**Entries supplied**
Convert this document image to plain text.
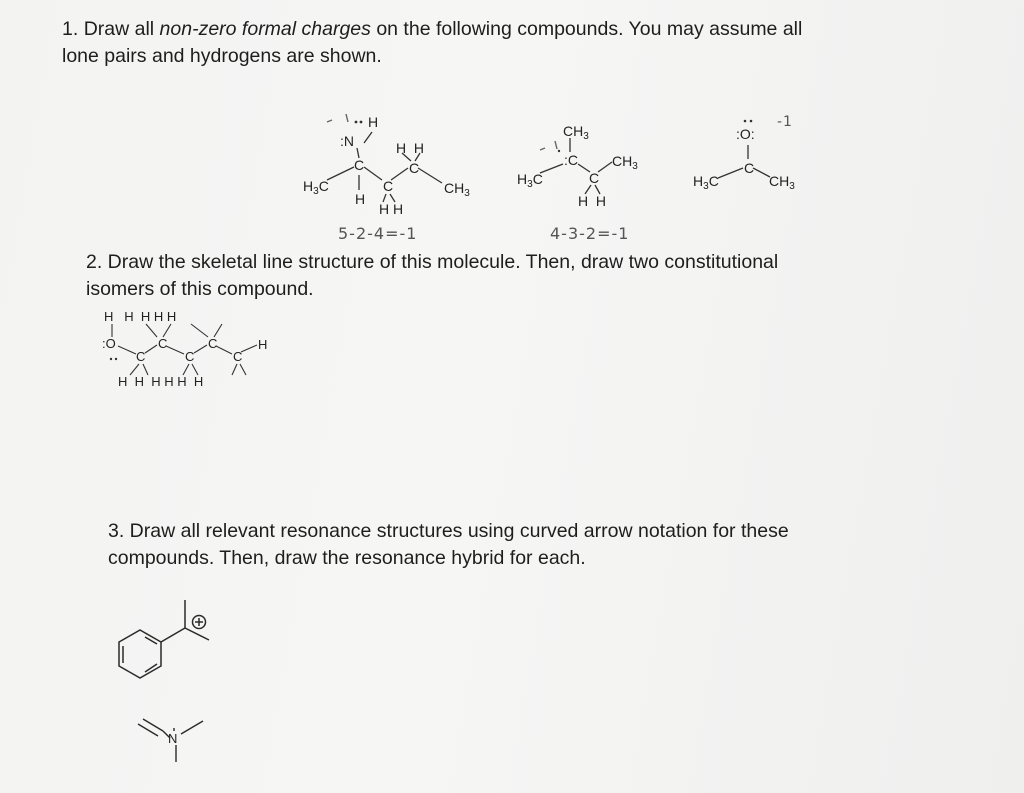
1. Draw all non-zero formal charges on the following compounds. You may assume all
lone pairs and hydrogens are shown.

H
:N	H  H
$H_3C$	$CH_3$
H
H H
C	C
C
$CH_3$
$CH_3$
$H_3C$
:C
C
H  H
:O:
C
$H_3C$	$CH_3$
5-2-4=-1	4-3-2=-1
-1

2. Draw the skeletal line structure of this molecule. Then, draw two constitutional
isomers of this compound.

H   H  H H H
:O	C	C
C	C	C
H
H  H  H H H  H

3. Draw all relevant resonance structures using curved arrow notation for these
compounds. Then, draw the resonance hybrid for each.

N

**What to do**
All lines of the data above that include the word "this" must be shown.

**Exercise result**
Convert this document image to plain text.
2. Draw the skeletal line structure of this molecule. Then, draw two constitutional
isomers of this compound.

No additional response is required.